> **WHAT THIS TASK INVOLVES**
Searching the material below, find each line that includes the word "dürfen", and copy it.

> **SUPPLIED MATERIAL**
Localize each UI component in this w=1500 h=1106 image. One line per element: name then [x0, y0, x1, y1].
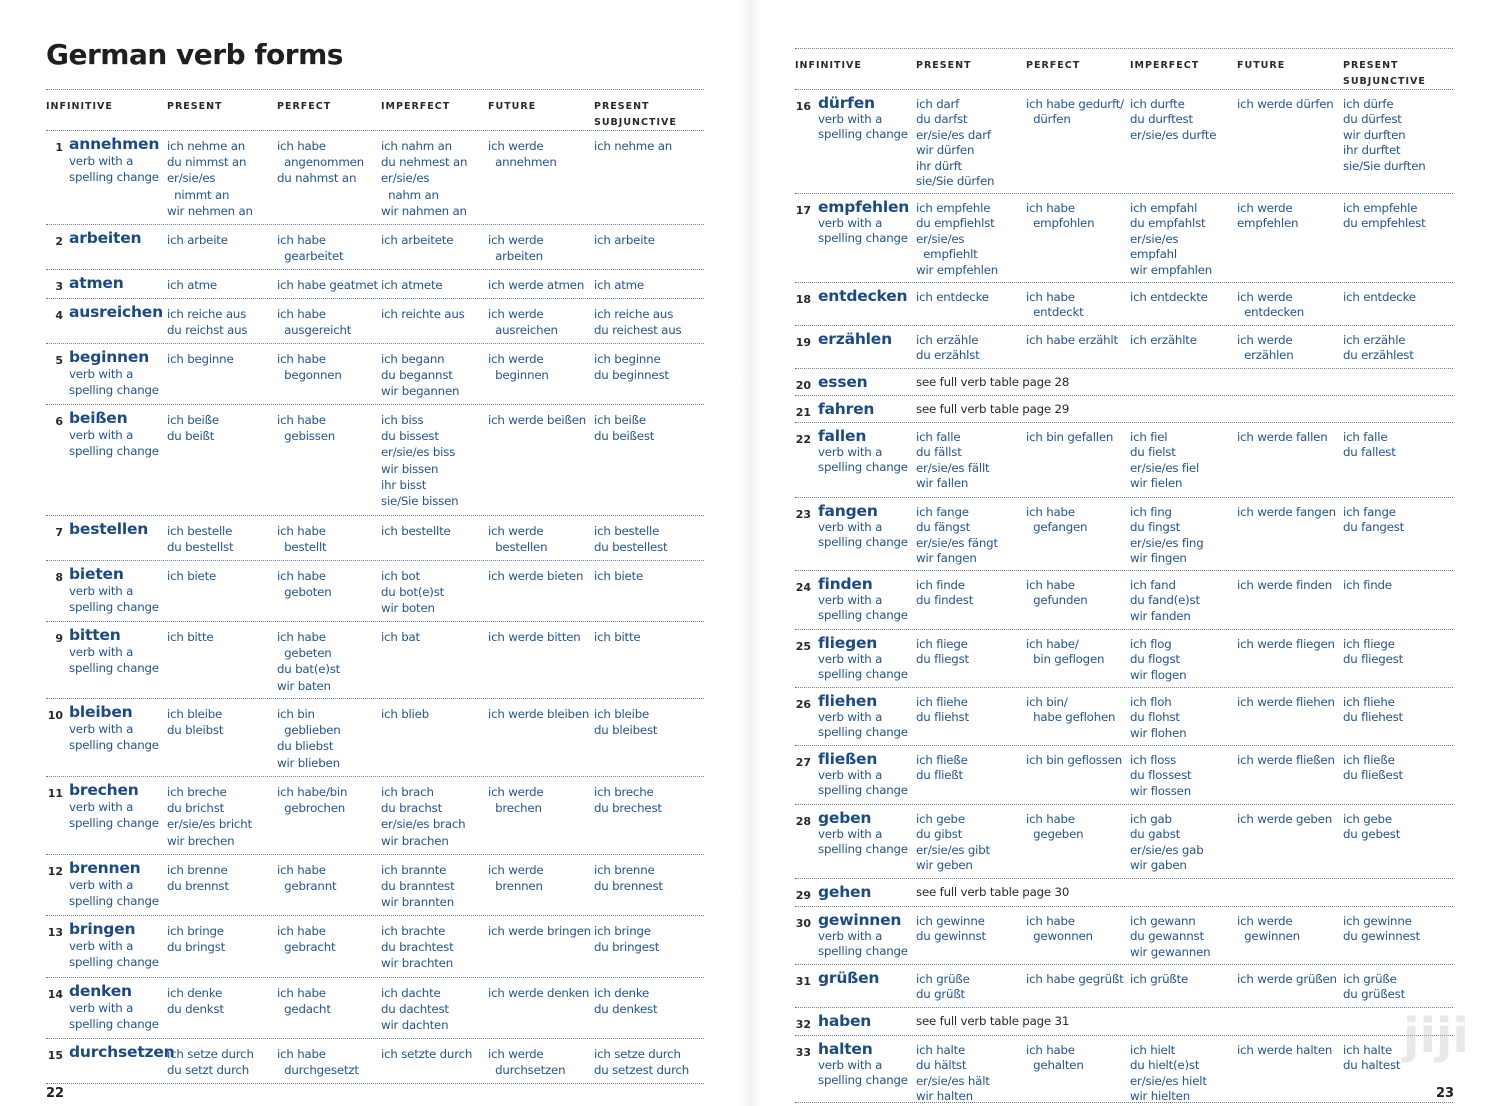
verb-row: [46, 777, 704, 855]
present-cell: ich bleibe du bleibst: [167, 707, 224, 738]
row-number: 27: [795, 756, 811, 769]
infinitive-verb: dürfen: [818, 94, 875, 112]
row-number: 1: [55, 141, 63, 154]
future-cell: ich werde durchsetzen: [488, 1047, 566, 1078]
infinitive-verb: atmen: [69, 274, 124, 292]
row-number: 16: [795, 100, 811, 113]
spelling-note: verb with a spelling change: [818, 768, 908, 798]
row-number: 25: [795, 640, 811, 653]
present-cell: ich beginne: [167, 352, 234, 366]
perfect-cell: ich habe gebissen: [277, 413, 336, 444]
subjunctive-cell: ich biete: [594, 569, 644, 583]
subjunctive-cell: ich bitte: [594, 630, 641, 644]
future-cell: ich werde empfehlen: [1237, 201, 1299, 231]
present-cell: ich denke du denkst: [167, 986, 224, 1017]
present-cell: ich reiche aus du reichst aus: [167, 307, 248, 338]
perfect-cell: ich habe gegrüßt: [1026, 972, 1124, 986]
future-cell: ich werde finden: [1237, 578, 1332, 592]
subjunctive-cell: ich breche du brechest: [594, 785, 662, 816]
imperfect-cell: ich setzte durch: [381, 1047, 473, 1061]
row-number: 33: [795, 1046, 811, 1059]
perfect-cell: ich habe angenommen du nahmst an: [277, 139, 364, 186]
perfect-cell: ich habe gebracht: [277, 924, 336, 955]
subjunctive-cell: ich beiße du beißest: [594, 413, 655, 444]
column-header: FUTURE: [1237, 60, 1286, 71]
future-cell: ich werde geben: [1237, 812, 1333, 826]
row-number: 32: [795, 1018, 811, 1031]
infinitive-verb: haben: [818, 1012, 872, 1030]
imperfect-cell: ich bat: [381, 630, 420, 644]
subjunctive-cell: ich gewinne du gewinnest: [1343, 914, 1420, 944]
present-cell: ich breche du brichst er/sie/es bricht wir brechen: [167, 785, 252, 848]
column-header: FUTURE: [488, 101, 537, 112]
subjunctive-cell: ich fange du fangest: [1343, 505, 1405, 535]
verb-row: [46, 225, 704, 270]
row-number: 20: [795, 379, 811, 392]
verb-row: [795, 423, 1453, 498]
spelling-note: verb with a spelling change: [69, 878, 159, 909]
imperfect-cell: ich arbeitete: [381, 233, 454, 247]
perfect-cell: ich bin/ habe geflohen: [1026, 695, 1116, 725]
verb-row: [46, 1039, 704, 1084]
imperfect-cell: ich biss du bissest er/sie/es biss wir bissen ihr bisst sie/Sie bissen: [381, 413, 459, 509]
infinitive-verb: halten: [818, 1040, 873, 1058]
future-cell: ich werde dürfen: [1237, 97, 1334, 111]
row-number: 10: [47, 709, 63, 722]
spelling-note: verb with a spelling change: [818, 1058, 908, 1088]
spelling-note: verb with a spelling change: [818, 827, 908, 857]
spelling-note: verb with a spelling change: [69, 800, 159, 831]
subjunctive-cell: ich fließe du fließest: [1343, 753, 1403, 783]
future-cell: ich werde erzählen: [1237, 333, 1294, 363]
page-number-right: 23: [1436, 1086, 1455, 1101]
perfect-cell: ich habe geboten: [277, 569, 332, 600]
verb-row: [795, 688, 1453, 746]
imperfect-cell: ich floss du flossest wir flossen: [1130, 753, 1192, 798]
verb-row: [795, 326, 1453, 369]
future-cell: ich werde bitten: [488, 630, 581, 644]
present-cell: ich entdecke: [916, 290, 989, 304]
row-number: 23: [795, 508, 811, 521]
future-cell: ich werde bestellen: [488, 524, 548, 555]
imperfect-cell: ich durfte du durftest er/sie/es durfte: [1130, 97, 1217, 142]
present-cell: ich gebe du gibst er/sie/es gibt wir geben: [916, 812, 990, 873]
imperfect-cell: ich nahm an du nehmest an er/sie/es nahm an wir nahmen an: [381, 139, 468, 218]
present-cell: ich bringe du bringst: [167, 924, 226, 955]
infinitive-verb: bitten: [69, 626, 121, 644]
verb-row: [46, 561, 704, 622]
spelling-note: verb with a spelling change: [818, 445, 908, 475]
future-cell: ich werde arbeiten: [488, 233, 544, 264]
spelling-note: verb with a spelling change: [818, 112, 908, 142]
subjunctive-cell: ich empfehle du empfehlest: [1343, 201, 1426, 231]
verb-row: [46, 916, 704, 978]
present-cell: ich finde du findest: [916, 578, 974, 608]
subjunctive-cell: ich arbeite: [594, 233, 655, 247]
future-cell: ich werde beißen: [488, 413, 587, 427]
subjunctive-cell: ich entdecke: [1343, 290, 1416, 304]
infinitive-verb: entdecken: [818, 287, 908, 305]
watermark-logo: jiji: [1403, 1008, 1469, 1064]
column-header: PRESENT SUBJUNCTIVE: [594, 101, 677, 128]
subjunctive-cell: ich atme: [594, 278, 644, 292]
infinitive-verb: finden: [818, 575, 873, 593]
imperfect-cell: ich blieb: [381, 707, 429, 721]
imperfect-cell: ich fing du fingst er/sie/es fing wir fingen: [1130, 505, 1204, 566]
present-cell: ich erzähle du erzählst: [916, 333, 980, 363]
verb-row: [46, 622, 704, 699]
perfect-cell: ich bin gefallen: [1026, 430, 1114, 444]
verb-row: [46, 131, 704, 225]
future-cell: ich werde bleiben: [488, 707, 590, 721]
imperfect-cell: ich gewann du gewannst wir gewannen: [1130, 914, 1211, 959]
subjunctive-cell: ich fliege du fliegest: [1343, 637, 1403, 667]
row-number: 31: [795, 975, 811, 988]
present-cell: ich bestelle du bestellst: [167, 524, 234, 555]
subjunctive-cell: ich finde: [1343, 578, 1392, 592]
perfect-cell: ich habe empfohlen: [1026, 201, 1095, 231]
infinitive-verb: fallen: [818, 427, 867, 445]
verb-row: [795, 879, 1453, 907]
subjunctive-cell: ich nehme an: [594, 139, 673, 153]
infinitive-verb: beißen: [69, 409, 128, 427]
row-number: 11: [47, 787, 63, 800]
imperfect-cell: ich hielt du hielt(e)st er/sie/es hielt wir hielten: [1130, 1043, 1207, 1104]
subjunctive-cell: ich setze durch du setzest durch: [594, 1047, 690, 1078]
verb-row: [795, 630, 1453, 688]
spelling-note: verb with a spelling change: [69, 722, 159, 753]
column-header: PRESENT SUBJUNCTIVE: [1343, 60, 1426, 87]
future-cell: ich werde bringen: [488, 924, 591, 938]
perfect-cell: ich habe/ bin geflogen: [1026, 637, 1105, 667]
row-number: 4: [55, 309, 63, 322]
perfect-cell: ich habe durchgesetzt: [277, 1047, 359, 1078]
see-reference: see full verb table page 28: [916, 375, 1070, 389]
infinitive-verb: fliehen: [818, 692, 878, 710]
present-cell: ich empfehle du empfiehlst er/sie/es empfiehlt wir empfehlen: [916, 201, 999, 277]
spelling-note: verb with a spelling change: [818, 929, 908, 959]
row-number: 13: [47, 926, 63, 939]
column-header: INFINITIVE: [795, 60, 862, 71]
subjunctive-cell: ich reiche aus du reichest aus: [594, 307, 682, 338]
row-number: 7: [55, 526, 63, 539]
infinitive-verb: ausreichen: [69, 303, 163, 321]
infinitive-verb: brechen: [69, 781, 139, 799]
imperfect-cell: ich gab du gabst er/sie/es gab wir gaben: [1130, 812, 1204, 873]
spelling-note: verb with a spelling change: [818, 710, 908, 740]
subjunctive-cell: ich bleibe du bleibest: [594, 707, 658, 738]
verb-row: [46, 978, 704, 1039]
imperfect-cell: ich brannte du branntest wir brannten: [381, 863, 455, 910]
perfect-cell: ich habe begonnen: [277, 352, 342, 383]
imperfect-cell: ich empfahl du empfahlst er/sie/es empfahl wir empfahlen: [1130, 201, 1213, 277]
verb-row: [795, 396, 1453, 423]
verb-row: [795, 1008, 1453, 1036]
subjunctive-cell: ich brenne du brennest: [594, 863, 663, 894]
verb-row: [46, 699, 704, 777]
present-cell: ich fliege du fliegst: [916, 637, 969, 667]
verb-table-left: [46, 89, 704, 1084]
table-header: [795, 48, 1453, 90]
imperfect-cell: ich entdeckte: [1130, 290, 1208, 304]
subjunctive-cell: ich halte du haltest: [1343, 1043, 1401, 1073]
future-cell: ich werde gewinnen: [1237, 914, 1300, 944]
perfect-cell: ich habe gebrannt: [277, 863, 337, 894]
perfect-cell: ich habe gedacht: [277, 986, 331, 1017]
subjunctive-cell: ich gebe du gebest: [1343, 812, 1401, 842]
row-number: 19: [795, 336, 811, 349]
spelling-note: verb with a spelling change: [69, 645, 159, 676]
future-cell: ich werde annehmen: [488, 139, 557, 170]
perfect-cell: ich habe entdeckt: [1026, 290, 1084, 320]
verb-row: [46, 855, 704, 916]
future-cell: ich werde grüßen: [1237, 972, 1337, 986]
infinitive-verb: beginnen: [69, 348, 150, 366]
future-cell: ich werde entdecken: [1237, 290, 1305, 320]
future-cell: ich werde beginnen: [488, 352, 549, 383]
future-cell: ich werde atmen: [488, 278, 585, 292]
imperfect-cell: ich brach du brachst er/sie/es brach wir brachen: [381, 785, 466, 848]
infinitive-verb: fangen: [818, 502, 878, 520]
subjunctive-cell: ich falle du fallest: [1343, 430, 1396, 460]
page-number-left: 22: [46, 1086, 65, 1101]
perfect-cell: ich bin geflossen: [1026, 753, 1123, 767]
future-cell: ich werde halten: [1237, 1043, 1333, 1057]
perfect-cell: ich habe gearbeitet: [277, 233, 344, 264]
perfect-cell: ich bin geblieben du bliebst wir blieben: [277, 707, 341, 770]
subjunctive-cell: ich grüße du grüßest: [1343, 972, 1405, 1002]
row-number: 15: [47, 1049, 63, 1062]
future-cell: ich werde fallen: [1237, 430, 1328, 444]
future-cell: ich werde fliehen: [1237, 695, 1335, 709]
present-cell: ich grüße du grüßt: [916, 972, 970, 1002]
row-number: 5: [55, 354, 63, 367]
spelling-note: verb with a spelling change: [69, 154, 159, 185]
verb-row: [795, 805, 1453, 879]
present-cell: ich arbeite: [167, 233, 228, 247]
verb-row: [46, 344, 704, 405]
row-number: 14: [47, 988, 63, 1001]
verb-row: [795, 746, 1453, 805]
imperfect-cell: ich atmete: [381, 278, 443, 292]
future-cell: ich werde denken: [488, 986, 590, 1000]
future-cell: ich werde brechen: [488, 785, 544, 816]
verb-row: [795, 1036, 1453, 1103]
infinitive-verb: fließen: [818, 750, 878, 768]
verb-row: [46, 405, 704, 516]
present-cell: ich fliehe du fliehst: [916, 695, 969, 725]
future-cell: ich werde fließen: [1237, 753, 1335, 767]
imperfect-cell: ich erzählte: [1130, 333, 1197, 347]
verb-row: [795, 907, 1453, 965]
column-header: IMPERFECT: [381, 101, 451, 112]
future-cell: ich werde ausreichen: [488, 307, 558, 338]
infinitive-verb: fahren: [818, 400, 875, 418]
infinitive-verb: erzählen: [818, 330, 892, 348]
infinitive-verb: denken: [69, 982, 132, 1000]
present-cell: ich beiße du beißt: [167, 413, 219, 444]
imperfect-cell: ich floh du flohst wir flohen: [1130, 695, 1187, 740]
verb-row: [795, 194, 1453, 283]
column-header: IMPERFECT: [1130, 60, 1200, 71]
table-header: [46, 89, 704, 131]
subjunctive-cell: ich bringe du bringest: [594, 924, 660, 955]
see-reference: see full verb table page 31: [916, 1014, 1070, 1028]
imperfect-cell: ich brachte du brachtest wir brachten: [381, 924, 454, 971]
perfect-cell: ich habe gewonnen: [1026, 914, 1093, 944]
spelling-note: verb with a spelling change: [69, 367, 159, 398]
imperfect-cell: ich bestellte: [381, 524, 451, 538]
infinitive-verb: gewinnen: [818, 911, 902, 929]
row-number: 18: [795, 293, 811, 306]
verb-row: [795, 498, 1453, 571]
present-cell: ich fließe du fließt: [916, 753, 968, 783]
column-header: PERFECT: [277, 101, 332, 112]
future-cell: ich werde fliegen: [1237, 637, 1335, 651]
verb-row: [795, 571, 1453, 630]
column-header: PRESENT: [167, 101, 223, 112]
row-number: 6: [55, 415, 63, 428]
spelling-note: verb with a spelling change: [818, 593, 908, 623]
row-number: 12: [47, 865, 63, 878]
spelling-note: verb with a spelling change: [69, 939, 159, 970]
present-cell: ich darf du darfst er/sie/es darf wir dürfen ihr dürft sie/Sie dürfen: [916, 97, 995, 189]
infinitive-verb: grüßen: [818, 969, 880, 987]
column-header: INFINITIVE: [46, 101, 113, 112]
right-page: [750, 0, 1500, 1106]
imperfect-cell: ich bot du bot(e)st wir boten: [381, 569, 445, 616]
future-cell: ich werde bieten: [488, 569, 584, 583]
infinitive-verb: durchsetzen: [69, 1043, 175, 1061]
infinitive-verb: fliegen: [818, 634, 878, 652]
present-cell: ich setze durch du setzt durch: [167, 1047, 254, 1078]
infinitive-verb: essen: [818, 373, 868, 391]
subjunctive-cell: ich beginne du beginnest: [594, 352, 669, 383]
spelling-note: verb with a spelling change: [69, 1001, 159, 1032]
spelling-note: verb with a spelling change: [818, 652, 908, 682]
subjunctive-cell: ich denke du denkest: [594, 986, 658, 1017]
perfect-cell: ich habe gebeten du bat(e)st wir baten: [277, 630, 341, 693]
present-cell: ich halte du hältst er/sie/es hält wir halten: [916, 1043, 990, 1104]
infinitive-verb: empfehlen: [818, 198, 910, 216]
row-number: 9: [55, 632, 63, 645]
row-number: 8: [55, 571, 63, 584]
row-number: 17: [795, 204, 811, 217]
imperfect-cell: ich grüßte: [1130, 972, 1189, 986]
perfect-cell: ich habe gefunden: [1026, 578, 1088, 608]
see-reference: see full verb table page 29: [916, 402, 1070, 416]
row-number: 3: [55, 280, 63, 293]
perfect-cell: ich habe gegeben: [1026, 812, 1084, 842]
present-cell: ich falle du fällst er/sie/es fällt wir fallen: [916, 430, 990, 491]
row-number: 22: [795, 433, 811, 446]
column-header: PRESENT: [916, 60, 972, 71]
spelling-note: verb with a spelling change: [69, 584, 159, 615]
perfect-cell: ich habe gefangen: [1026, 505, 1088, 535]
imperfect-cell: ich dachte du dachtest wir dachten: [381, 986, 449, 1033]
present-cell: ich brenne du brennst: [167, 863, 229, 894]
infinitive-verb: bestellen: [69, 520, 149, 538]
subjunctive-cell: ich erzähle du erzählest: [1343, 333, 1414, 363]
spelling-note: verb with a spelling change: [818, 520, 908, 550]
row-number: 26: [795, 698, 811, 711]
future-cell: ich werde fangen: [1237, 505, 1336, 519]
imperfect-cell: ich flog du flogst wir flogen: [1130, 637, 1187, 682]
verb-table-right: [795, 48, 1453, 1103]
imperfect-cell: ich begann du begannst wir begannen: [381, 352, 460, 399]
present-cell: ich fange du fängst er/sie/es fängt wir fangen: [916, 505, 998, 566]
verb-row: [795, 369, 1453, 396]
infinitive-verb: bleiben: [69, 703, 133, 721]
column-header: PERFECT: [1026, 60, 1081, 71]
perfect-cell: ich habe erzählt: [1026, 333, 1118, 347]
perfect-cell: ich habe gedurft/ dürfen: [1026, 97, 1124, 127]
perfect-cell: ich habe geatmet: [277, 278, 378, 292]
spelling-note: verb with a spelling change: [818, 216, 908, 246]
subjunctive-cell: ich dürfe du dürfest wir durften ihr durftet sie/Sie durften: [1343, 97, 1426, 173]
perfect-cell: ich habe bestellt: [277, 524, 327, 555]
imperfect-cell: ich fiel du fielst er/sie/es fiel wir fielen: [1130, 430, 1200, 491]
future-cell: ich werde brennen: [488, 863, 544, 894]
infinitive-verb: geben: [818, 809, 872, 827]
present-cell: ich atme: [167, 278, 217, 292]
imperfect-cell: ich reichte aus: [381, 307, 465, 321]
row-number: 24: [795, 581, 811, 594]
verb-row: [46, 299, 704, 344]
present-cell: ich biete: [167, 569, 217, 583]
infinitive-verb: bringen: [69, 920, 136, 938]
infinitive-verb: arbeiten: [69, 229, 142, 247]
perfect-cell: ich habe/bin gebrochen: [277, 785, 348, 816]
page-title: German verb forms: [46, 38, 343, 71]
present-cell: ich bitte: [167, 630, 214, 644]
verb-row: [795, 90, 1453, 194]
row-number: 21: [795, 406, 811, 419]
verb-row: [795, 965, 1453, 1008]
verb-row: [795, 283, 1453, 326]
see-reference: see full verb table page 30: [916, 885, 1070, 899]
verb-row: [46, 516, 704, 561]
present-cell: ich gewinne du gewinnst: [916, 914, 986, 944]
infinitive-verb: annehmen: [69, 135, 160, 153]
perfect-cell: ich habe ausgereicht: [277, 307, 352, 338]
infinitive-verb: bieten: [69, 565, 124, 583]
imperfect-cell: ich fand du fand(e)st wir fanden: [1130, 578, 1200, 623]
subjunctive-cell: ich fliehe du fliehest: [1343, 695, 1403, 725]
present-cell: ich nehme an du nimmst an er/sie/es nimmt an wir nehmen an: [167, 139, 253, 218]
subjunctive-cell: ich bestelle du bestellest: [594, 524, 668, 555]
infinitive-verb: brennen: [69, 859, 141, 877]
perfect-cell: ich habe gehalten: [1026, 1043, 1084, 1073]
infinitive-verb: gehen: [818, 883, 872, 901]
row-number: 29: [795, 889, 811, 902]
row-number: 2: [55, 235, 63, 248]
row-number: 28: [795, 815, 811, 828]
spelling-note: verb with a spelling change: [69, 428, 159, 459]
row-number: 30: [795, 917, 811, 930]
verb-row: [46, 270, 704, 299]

> **EXERCISE OUTPUT**
infinitive-verb: dürfen: [818, 94, 875, 112]
future-cell: ich werde dürfen: [1237, 97, 1334, 111]
present-cell: ich darf du darfst er/sie/es darf wir dürfen ihr dürft sie/Sie dürfen: [916, 97, 995, 189]
perfect-cell: ich habe gedurft/ dürfen: [1026, 97, 1124, 127]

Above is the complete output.